> [Task details]: All lines below must be repeated exactly, with the pictures omitted.

> [Material for the task]:
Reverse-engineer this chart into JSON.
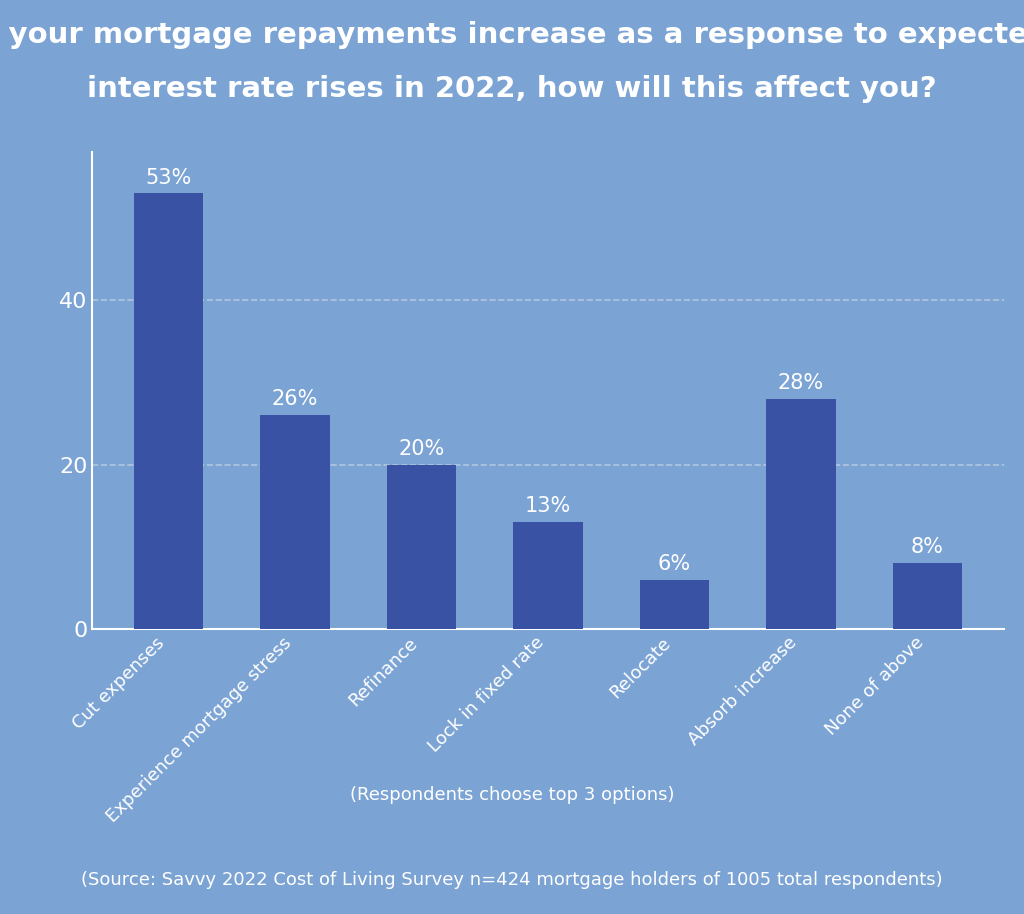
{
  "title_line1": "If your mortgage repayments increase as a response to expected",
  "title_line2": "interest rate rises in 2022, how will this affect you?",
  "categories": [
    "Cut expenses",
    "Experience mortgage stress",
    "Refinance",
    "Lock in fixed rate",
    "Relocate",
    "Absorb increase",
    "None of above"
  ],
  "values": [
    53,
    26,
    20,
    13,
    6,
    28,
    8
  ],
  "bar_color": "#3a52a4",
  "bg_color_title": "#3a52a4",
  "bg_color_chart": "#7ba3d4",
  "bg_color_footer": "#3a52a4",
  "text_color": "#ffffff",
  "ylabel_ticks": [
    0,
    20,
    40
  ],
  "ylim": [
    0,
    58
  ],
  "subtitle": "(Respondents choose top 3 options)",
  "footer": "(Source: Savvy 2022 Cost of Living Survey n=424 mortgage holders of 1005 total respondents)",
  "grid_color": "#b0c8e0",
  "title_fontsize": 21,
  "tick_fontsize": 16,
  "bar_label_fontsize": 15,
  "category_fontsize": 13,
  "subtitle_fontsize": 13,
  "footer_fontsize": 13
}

> [Final answer]:
Reverse-engineer this chart into JSON.
{
  "title_line1": "If your mortgage repayments increase as a response to expected",
  "title_line2": "interest rate rises in 2022, how will this affect you?",
  "categories": [
    "Cut expenses",
    "Experience mortgage stress",
    "Refinance",
    "Lock in fixed rate",
    "Relocate",
    "Absorb increase",
    "None of above"
  ],
  "values": [
    53,
    26,
    20,
    13,
    6,
    28,
    8
  ],
  "bar_color": "#3a52a4",
  "bg_color_title": "#3a52a4",
  "bg_color_chart": "#7ba3d4",
  "bg_color_footer": "#3a52a4",
  "text_color": "#ffffff",
  "ylabel_ticks": [
    0,
    20,
    40
  ],
  "ylim": [
    0,
    58
  ],
  "subtitle": "(Respondents choose top 3 options)",
  "footer": "(Source: Savvy 2022 Cost of Living Survey n=424 mortgage holders of 1005 total respondents)",
  "grid_color": "#b0c8e0",
  "title_fontsize": 21,
  "tick_fontsize": 16,
  "bar_label_fontsize": 15,
  "category_fontsize": 13,
  "subtitle_fontsize": 13,
  "footer_fontsize": 13
}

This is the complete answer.